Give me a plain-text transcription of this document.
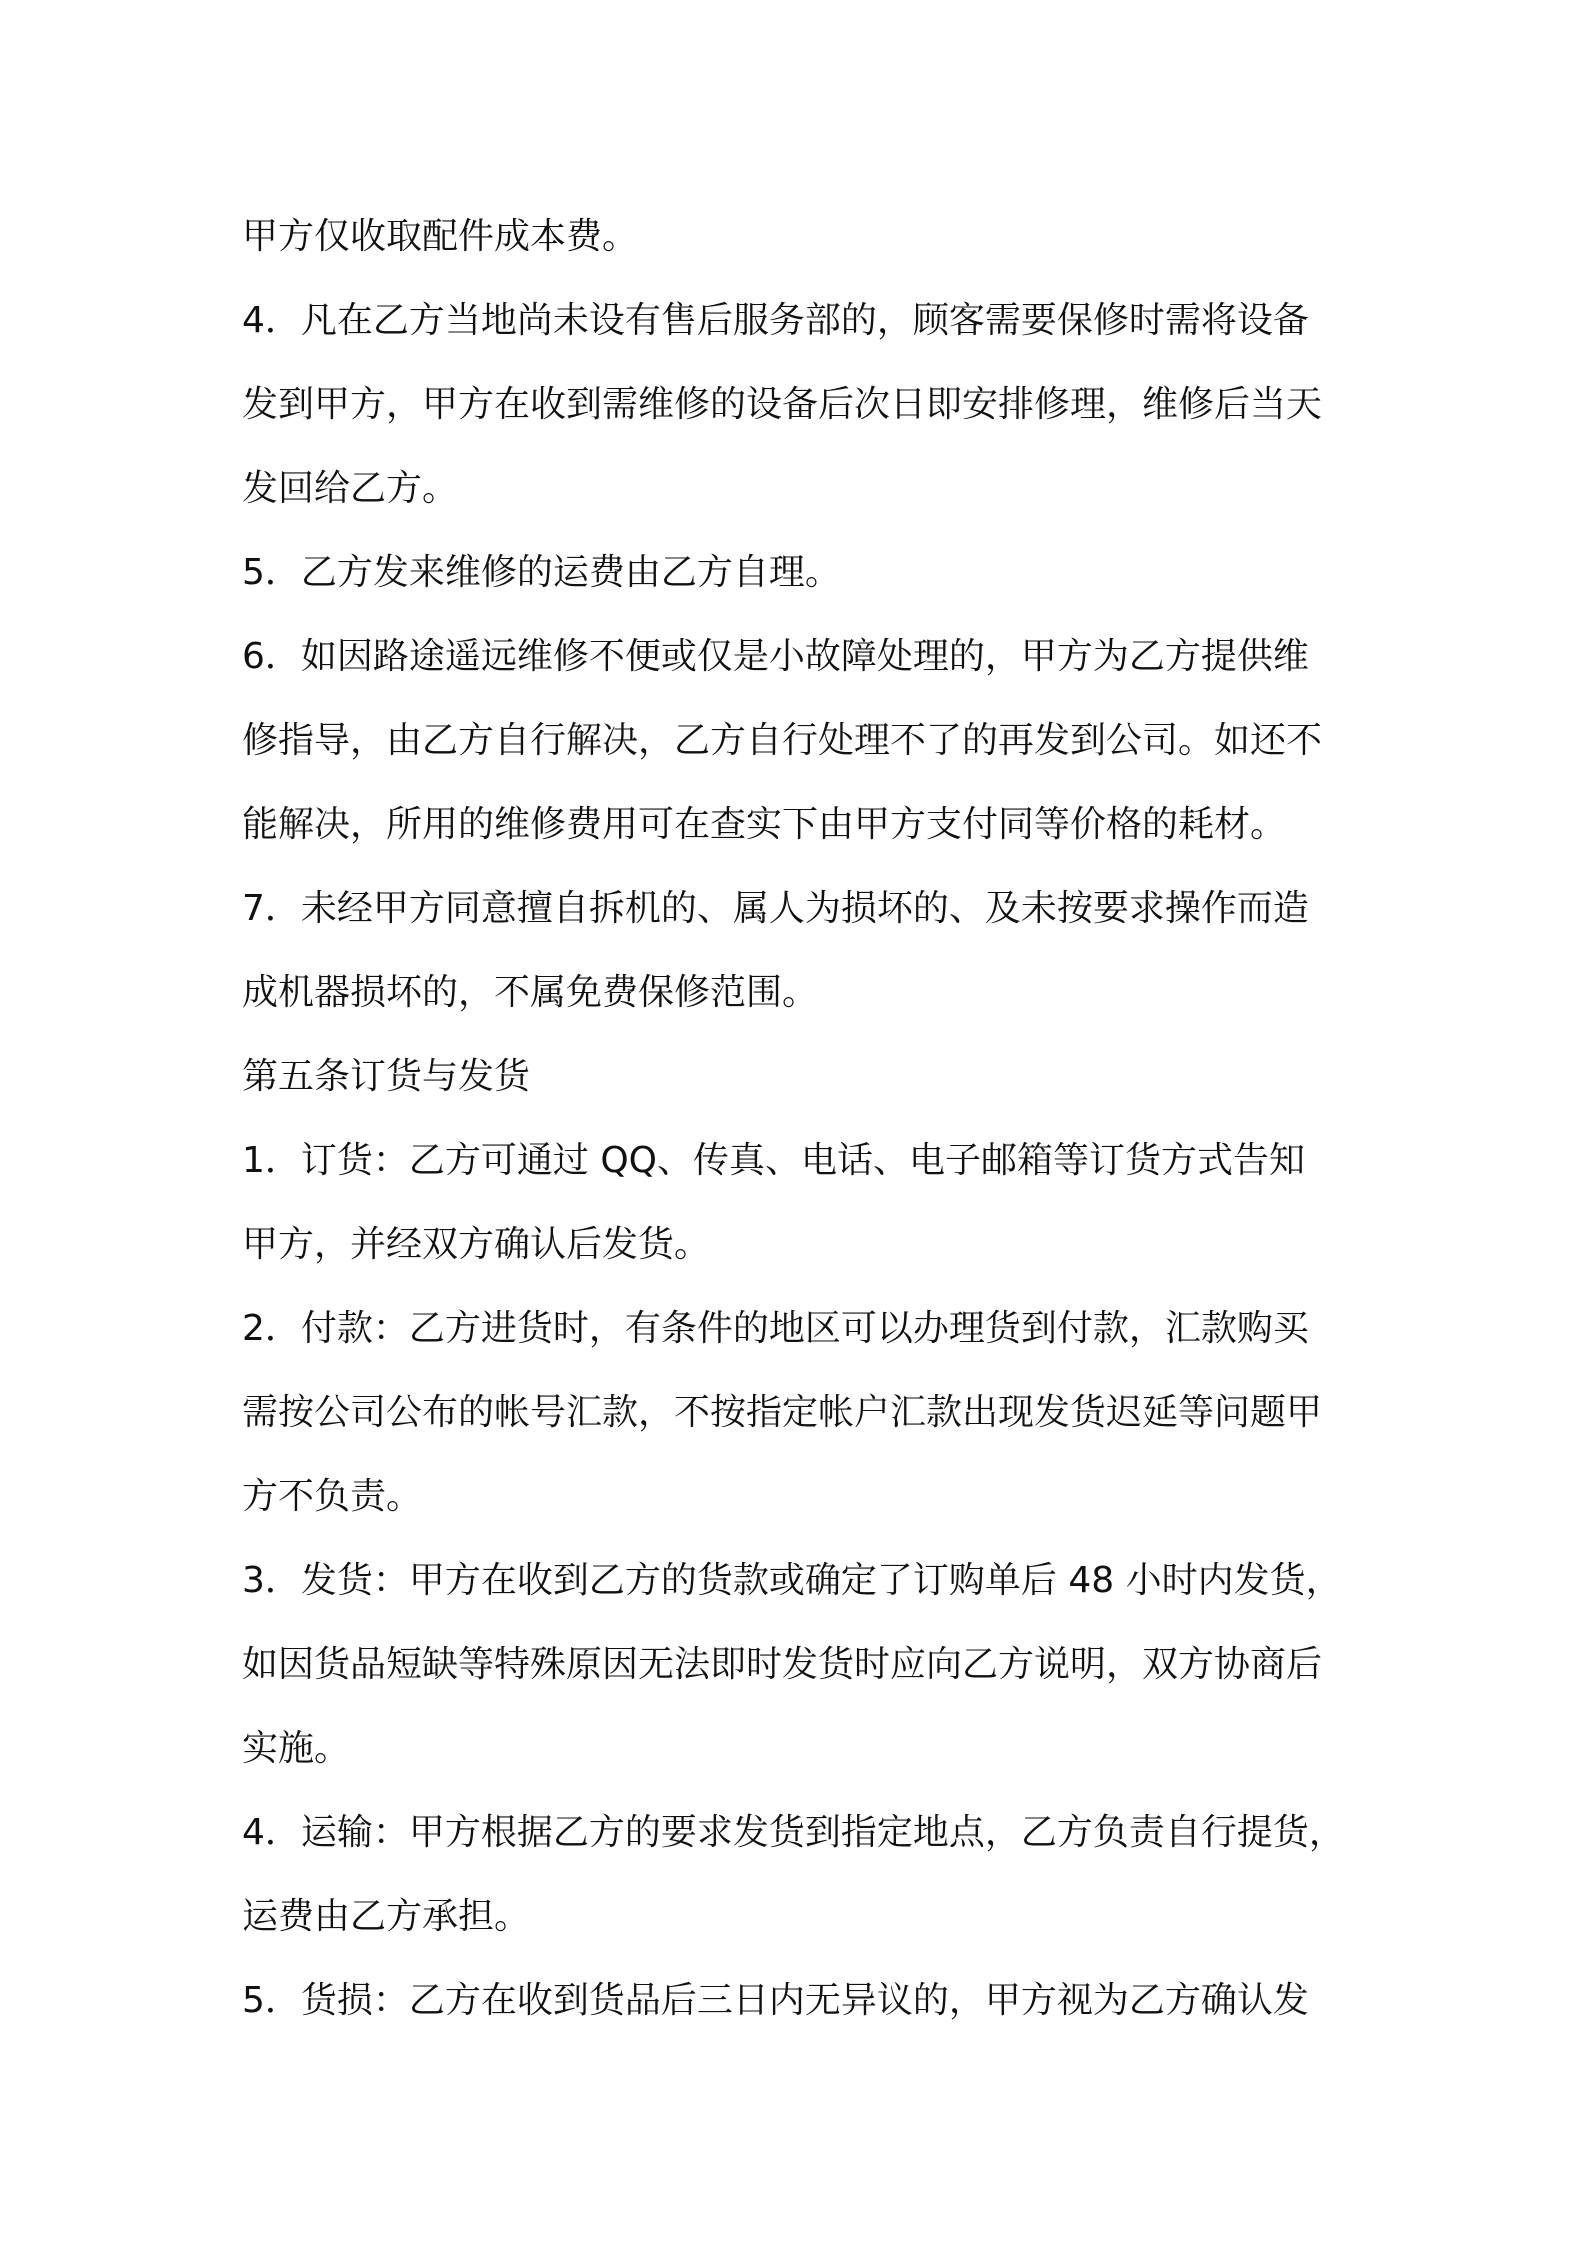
甲方仅收取配件成本费。

4．凡在乙方当地尚未设有售后服务部的，顾客需要保修时需将设备
发到甲方，甲方在收到需维修的设备后次日即安排修理，维修后当天
发回给乙方。

5．乙方发来维修的运费由乙方自理。

6．如因路途遥远维修不便或仅是小故障处理的，甲方为乙方提供维
修指导，由乙方自行解决，乙方自行处理不了的再发到公司。如还不
能解决，所用的维修费用可在查实下由甲方支付同等价格的耗材。

7．未经甲方同意擅自拆机的、属人为损坏的、及未按要求操作而造
成机器损坏的，不属免费保修范围。

第五条订货与发货

1．订货：乙方可通过 QQ、传真、电话、电子邮箱等订货方式告知
甲方，并经双方确认后发货。

2．付款：乙方进货时，有条件的地区可以办理货到付款，汇款购买
需按公司公布的帐号汇款，不按指定帐户汇款出现发货迟延等问题甲
方不负责。

3．发货：甲方在收到乙方的货款或确定了订购单后 48 小时内发货，
如因货品短缺等特殊原因无法即时发货时应向乙方说明，双方协商后
实施。

4．运输：甲方根据乙方的要求发货到指定地点，乙方负责自行提货，
运费由乙方承担。

5．货损：乙方在收到货品后三日内无异议的，甲方视为乙方确认发
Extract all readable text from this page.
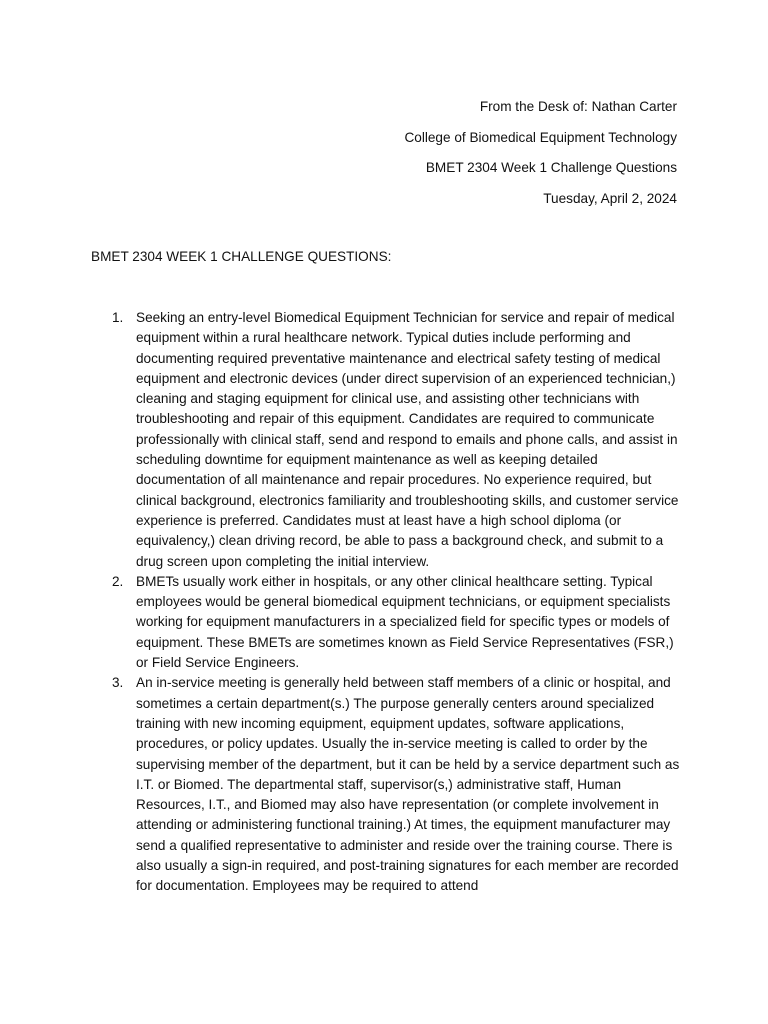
From the Desk of: Nathan Carter
College of Biomedical Equipment Technology
BMET 2304 Week 1 Challenge Questions
Tuesday, April 2, 2024
BMET 2304 WEEK 1 CHALLENGE QUESTIONS:
1. Seeking an entry-level Biomedical Equipment Technician for service and repair of medical equipment within a rural healthcare network. Typical duties include performing and documenting required preventative maintenance and electrical safety testing of medical equipment and electronic devices (under direct supervision of an experienced technician,) cleaning and staging equipment for clinical use, and assisting other technicians with troubleshooting and repair of this equipment. Candidates are required to communicate professionally with clinical staff, send and respond to emails and phone calls, and assist in scheduling downtime for equipment maintenance as well as keeping detailed documentation of all maintenance and repair procedures. No experience required, but clinical background, electronics familiarity and troubleshooting skills, and customer service experience is preferred. Candidates must at least have a high school diploma (or equivalency,) clean driving record, be able to pass a background check, and submit to a drug screen upon completing the initial interview.
2. BMETs usually work either in hospitals, or any other clinical healthcare setting. Typical employees would be general biomedical equipment technicians, or equipment specialists working for equipment manufacturers in a specialized field for specific types or models of equipment. These BMETs are sometimes known as Field Service Representatives (FSR,) or Field Service Engineers.
3. An in-service meeting is generally held between staff members of a clinic or hospital, and sometimes a certain department(s.) The purpose generally centers around specialized training with new incoming equipment, equipment updates, software applications, procedures, or policy updates. Usually the in-service meeting is called to order by the supervising member of the department, but it can be held by a service department such as I.T. or Biomed. The departmental staff, supervisor(s,) administrative staff, Human Resources, I.T., and Biomed may also have representation (or complete involvement in attending or administering functional training.) At times, the equipment manufacturer may send a qualified representative to administer and reside over the training course. There is also usually a sign-in required, and post-training signatures for each member are recorded for documentation. Employees may be required to attend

+ + +

*What is being asked*
Without including any picture, repeat the data exactly.

*Answer in full*
Give me a plain-text transcription of this document.
甲方仅收取配件成本费。

4．凡在乙方当地尚未设有售后服务部的，顾客需要保修时需将设备
发到甲方，甲方在收到需维修的设备后次日即安排修理，维修后当天
发回给乙方。

5．乙方发来维修的运费由乙方自理。

6．如因路途遥远维修不便或仅是小故障处理的，甲方为乙方提供维
修指导，由乙方自行解决，乙方自行处理不了的再发到公司。如还不
能解决，所用的维修费用可在查实下由甲方支付同等价格的耗材。

7．未经甲方同意擅自拆机的、属人为损坏的、及未按要求操作而造
成机器损坏的，不属免费保修范围。

第五条订货与发货

1．订货：乙方可通过 QQ、传真、电话、电子邮箱等订货方式告知
甲方，并经双方确认后发货。

2．付款：乙方进货时，有条件的地区可以办理货到付款，汇款购买
需按公司公布的帐号汇款，不按指定帐户汇款出现发货迟延等问题甲
方不负责。

3．发货：甲方在收到乙方的货款或确定了订购单后 48 小时内发货，
如因货品短缺等特殊原因无法即时发货时应向乙方说明，双方协商后
实施。

4．运输：甲方根据乙方的要求发货到指定地点，乙方负责自行提货，
运费由乙方承担。

5．货损：乙方在收到货品后三日内无异议的，甲方视为乙方确认发
Extract all readable text from this page.
From the Desk of: Nathan Carter
College of Biomedical Equipment Technology
BMET 2304 Week 1 Challenge Questions
Tuesday, April 2, 2024
BMET 2304 WEEK 1 CHALLENGE QUESTIONS:
1. Seeking an entry-level Biomedical Equipment Technician for service and repair of medical equipment within a rural healthcare network. Typical duties include performing and documenting required preventative maintenance and electrical safety testing of medical equipment and electronic devices (under direct supervision of an experienced technician,) cleaning and staging equipment for clinical use, and assisting other technicians with troubleshooting and repair of this equipment. Candidates are required to communicate professionally with clinical staff, send and respond to emails and phone calls, and assist in scheduling downtime for equipment maintenance as well as keeping detailed documentation of all maintenance and repair procedures. No experience required, but clinical background, electronics familiarity and troubleshooting skills, and customer service experience is preferred. Candidates must at least have a high school diploma (or equivalency,) clean driving record, be able to pass a background check, and submit to a drug screen upon completing the initial interview.
2. BMETs usually work either in hospitals, or any other clinical healthcare setting. Typical employees would be general biomedical equipment technicians, or equipment specialists working for equipment manufacturers in a specialized field for specific types or models of equipment. These BMETs are sometimes known as Field Service Representatives (FSR,) or Field Service Engineers.
3. An in-service meeting is generally held between staff members of a clinic or hospital, and sometimes a certain department(s.) The purpose generally centers around specialized training with new incoming equipment, equipment updates, software applications, procedures, or policy updates. Usually the in-service meeting is called to order by the supervising member of the department, but it can be held by a service department such as I.T. or Biomed. The departmental staff, supervisor(s,) administrative staff, Human Resources, I.T., and Biomed may also have representation (or complete involvement in attending or administering functional training.) At times, the equipment manufacturer may send a qualified representative to administer and reside over the training course. There is also usually a sign-in required, and post-training signatures for each member are recorded for documentation. Employees may be required to attend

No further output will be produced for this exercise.